(Extracted data entries)
........

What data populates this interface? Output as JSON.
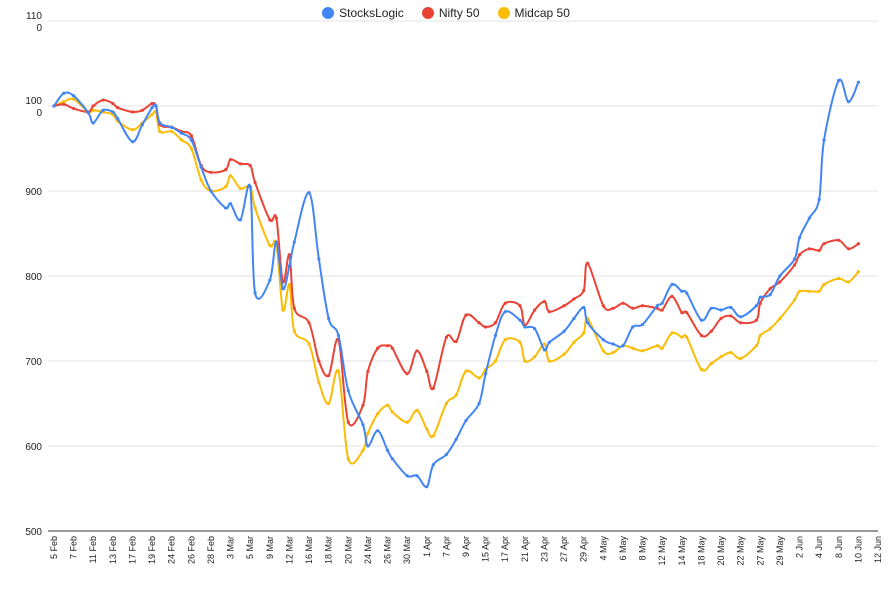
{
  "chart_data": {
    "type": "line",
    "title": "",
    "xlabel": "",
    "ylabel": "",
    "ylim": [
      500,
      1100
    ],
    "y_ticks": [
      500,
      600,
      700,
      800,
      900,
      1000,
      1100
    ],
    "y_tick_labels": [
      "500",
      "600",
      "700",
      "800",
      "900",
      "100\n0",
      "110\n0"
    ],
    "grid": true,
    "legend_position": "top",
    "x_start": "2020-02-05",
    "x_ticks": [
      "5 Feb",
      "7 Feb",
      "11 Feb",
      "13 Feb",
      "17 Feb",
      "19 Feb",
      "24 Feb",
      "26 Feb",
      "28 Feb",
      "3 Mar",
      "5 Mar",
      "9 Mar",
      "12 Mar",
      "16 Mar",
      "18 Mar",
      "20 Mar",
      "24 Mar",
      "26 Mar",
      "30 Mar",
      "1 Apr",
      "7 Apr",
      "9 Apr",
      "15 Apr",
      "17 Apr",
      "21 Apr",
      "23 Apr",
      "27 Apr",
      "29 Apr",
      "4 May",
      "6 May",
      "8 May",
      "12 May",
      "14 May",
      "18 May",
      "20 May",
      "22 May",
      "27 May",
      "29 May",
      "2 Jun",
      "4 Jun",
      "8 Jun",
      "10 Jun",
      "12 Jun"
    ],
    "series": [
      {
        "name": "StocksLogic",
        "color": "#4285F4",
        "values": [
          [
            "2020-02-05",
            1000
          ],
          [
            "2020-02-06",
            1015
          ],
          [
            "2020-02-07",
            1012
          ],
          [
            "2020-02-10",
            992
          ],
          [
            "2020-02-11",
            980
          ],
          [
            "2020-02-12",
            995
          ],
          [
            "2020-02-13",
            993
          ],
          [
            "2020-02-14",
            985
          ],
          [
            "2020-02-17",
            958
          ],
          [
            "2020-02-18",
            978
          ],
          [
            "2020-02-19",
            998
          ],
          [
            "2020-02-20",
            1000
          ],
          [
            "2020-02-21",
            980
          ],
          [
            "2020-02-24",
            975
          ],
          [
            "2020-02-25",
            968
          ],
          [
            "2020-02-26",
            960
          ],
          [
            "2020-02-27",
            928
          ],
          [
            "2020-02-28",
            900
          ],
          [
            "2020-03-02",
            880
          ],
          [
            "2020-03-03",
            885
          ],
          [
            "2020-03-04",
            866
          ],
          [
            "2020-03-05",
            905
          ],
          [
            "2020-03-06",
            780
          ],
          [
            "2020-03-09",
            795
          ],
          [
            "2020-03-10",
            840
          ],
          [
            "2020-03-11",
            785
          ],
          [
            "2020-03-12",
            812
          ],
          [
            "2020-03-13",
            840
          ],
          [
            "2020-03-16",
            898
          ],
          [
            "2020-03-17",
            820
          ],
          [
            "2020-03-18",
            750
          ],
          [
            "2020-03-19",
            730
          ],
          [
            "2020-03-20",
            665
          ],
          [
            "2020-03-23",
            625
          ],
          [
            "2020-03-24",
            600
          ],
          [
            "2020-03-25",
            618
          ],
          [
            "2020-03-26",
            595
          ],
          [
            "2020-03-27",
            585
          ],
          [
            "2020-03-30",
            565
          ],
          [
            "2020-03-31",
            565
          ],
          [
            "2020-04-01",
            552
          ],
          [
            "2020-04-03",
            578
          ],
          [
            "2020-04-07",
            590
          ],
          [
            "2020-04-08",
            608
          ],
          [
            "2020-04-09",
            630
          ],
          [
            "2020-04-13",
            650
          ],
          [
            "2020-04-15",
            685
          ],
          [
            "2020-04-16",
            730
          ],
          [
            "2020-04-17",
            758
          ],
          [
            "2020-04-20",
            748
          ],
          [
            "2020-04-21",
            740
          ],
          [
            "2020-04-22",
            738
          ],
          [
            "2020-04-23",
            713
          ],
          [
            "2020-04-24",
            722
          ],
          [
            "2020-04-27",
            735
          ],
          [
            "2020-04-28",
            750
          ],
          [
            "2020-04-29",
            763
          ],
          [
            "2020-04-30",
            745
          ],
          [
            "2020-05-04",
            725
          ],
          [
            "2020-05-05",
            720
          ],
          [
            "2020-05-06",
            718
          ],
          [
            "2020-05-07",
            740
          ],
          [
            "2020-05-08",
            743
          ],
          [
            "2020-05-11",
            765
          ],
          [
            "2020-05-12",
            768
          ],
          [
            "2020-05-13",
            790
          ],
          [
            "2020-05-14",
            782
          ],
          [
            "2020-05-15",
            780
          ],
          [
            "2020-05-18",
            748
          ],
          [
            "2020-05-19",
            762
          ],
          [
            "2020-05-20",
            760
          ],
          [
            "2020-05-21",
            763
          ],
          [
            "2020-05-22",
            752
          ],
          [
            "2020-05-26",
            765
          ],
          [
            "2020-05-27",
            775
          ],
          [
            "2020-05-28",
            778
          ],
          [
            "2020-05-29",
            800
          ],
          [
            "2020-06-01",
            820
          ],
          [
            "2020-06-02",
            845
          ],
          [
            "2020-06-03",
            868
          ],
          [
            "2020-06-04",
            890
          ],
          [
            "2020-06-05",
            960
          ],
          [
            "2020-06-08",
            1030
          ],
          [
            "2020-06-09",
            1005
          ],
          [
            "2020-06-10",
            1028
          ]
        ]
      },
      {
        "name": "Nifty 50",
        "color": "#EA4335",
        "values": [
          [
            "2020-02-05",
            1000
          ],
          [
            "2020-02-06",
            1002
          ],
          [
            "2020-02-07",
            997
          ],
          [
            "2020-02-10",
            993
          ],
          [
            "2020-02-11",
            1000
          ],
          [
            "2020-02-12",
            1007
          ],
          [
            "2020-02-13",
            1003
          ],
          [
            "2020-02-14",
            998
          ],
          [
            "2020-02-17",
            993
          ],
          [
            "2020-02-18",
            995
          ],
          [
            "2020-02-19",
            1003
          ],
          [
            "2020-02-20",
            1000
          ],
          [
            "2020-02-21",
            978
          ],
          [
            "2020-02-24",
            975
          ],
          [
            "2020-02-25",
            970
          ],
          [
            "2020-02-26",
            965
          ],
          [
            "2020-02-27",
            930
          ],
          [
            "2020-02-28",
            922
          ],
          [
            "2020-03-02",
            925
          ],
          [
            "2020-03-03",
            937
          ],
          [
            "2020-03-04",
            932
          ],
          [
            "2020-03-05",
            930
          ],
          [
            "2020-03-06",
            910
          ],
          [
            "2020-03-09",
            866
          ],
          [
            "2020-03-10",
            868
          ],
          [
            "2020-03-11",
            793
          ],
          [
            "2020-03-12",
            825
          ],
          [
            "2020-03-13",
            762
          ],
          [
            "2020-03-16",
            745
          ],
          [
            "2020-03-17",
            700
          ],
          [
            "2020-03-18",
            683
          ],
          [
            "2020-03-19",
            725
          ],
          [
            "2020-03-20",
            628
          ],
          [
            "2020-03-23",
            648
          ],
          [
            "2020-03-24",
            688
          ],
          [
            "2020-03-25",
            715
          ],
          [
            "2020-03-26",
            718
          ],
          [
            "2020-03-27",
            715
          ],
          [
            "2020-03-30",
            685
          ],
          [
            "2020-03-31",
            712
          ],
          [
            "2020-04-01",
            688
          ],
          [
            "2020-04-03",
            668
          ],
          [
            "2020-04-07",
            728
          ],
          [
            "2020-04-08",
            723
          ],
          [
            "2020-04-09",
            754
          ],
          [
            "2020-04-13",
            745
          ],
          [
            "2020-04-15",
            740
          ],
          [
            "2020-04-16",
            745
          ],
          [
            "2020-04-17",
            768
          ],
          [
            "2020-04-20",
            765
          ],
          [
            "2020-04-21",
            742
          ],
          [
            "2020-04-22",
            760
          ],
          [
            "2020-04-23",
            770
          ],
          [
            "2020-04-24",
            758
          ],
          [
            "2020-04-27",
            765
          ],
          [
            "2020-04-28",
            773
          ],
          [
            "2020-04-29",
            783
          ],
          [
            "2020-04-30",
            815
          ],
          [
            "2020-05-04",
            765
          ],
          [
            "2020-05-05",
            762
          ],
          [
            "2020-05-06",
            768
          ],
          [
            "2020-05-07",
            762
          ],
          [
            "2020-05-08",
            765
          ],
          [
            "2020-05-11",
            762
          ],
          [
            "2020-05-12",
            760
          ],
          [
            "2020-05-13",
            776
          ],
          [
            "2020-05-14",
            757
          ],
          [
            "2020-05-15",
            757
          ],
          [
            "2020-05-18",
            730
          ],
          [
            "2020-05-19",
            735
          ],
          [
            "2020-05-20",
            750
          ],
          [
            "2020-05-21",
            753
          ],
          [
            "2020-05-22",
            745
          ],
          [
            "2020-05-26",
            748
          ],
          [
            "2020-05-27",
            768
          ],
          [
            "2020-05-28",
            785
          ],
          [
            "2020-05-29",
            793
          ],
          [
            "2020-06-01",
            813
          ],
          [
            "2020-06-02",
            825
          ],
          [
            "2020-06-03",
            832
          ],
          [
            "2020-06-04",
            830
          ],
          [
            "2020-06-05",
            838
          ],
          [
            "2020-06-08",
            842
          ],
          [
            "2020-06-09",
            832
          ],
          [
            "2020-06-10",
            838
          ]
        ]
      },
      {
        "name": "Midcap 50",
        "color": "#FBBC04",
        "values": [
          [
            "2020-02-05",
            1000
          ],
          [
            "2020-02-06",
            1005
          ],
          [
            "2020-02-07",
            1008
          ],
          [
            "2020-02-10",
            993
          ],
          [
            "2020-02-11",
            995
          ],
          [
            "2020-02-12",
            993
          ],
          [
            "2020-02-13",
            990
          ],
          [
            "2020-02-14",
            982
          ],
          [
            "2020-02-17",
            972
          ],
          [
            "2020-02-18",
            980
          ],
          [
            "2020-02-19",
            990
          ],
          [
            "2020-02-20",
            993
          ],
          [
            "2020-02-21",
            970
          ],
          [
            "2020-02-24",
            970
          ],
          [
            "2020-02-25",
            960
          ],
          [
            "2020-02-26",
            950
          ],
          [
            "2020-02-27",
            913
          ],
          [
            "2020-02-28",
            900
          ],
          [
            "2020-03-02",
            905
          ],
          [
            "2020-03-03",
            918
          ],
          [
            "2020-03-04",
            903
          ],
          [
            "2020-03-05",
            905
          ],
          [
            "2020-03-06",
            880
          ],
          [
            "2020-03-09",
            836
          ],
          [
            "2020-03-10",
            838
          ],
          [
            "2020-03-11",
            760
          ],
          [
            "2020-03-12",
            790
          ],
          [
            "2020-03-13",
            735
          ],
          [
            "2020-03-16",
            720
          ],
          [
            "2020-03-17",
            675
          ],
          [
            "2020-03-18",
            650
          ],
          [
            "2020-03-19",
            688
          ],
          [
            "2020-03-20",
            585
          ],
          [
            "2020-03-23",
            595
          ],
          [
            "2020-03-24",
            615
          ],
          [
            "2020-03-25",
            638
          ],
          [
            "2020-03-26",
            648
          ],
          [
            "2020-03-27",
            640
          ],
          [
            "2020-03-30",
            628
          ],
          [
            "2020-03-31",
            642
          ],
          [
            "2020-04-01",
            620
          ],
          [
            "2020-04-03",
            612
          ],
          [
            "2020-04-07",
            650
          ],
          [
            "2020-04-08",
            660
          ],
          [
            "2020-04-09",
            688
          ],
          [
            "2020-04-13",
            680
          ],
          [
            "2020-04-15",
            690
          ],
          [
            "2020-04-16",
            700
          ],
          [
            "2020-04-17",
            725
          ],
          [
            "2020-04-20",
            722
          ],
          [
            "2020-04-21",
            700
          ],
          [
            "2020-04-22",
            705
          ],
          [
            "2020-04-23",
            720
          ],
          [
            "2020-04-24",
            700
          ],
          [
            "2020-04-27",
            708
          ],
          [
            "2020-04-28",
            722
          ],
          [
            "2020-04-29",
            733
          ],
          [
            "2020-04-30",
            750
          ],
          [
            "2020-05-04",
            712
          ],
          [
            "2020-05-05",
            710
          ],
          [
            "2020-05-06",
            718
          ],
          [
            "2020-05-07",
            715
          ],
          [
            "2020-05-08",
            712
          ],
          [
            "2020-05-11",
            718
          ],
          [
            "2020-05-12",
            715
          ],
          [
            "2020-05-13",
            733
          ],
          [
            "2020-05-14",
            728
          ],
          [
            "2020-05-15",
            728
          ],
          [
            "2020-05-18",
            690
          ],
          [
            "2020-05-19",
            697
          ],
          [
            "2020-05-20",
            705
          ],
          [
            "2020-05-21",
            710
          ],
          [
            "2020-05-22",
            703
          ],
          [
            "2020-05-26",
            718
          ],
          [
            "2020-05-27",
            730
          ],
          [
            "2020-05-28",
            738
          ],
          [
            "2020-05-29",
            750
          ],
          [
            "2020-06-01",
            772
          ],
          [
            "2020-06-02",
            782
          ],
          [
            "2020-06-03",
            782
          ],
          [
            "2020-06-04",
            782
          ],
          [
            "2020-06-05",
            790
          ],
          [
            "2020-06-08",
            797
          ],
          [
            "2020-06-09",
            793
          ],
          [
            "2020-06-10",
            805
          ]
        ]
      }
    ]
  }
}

........

* _GOAL_
Only the count is wanted: report how many lines of the material above hold the word "color".

* _EXERCISE RESULT_
3